* [WHAT THE EXERCISE ASKS]: Look for the word "JSON" in the entries below, then copy every line that has it.

◇ ◇ ◇ ◇

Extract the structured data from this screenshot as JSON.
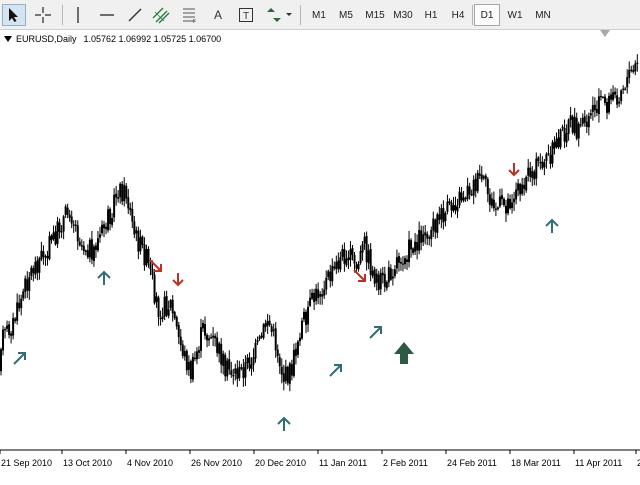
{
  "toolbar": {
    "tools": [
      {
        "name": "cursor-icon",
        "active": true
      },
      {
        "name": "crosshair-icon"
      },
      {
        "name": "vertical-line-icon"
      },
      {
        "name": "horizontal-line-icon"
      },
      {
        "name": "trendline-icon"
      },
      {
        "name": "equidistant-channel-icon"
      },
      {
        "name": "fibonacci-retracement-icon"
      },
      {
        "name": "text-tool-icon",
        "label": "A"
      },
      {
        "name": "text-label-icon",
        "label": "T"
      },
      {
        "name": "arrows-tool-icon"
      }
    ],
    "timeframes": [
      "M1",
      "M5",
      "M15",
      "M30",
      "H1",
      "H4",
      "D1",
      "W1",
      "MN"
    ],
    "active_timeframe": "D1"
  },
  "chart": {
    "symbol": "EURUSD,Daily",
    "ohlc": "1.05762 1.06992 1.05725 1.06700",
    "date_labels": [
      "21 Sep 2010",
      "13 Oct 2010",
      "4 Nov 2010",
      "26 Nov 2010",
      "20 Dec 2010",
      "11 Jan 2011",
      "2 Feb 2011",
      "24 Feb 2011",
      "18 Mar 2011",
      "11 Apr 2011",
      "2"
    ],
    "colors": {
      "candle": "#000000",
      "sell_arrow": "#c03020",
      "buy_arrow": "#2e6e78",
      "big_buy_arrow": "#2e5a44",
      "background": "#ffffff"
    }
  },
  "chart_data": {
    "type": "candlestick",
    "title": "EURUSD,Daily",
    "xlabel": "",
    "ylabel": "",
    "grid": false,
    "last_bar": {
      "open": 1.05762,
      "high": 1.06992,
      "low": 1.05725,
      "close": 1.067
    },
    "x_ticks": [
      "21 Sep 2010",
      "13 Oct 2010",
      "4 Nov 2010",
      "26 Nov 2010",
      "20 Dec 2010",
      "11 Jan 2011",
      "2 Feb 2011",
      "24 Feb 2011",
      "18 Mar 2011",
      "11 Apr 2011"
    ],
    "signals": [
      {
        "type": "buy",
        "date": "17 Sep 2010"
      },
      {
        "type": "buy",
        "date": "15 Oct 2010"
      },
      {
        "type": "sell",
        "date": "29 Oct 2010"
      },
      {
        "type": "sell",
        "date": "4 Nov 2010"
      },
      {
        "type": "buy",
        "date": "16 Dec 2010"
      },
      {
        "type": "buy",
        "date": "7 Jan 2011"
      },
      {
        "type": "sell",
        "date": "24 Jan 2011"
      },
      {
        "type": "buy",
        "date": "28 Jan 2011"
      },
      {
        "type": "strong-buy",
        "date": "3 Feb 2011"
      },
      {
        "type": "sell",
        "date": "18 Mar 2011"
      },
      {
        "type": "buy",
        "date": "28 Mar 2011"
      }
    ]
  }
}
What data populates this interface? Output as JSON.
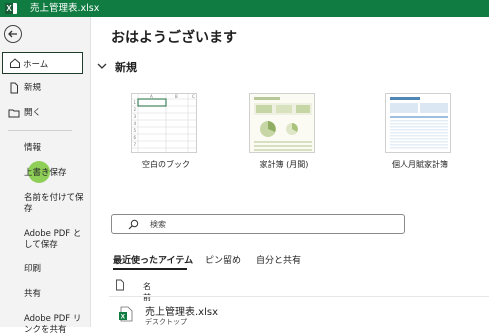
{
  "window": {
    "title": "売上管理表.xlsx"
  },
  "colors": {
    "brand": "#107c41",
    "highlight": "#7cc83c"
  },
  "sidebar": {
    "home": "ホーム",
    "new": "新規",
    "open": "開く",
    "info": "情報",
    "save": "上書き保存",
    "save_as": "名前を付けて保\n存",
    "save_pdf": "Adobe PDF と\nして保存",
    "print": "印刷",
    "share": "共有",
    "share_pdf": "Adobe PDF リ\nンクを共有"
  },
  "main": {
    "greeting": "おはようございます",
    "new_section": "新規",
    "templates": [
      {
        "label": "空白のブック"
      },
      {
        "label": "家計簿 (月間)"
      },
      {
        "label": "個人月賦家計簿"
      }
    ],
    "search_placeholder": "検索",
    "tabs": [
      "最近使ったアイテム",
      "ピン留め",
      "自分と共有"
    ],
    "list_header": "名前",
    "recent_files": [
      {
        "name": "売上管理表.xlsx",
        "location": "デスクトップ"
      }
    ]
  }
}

◇ ◇ ◇ ◇

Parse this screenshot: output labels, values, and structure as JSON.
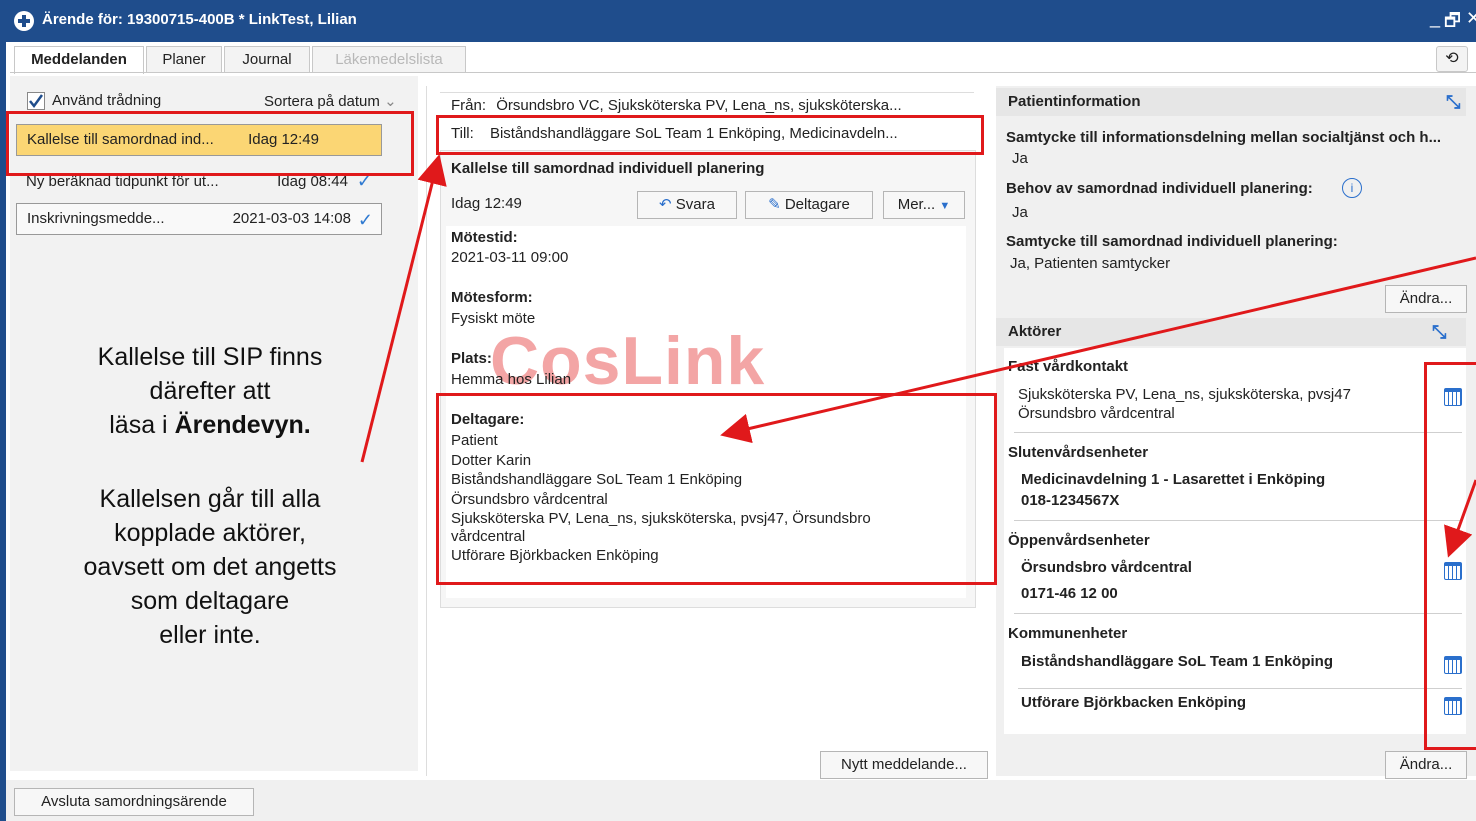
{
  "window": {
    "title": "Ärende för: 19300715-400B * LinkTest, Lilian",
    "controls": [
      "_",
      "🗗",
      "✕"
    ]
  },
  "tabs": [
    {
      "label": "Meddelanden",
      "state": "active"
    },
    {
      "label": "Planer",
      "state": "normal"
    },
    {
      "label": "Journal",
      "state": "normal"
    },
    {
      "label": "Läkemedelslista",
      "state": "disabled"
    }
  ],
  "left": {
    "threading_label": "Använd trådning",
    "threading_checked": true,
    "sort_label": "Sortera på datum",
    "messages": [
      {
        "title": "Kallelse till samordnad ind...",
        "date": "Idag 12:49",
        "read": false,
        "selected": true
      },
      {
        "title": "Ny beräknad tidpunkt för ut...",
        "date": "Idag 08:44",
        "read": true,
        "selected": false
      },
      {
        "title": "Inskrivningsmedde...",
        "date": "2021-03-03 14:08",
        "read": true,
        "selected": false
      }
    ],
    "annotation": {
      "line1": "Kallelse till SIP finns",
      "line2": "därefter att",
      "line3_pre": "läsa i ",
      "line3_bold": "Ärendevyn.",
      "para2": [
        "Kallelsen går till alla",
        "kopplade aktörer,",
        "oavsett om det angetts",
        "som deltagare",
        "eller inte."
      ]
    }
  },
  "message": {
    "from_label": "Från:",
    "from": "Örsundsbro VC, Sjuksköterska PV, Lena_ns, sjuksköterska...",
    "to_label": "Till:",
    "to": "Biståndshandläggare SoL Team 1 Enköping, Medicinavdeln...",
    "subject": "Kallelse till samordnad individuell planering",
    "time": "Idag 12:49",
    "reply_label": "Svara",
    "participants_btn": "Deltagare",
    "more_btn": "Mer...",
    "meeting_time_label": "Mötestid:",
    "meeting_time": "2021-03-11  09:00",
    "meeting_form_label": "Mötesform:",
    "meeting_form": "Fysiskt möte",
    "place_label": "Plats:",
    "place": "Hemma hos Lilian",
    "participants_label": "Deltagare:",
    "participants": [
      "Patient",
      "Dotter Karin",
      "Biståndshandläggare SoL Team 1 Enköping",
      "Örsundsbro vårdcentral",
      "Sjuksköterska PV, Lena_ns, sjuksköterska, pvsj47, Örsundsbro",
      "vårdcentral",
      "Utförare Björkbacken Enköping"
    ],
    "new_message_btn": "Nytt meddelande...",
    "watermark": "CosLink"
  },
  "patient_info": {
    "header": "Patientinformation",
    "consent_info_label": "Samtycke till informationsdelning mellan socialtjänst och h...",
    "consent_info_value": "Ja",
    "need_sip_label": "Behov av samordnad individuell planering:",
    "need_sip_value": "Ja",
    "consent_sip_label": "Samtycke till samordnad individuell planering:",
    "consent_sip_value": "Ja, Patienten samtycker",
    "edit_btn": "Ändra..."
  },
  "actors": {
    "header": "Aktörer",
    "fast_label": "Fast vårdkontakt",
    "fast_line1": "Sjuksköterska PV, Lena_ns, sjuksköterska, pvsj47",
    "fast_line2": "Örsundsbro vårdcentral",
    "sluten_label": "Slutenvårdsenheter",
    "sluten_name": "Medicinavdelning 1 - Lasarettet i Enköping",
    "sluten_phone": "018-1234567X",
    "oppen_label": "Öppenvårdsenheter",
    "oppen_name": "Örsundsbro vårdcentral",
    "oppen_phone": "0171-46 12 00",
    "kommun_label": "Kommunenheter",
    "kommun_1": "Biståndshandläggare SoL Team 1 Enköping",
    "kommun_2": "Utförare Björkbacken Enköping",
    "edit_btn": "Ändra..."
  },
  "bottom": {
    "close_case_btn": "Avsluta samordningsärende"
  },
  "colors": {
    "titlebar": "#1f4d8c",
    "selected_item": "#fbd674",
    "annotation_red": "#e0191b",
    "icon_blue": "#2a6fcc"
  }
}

◇ ◇ ◇ ◇

* [OUTPUT OF THE TASK]:
Extract the structured data from this screenshot as JSON.
What data populates this interface? Output as JSON.
Parse this screenshot: output labels, values, and structure as JSON.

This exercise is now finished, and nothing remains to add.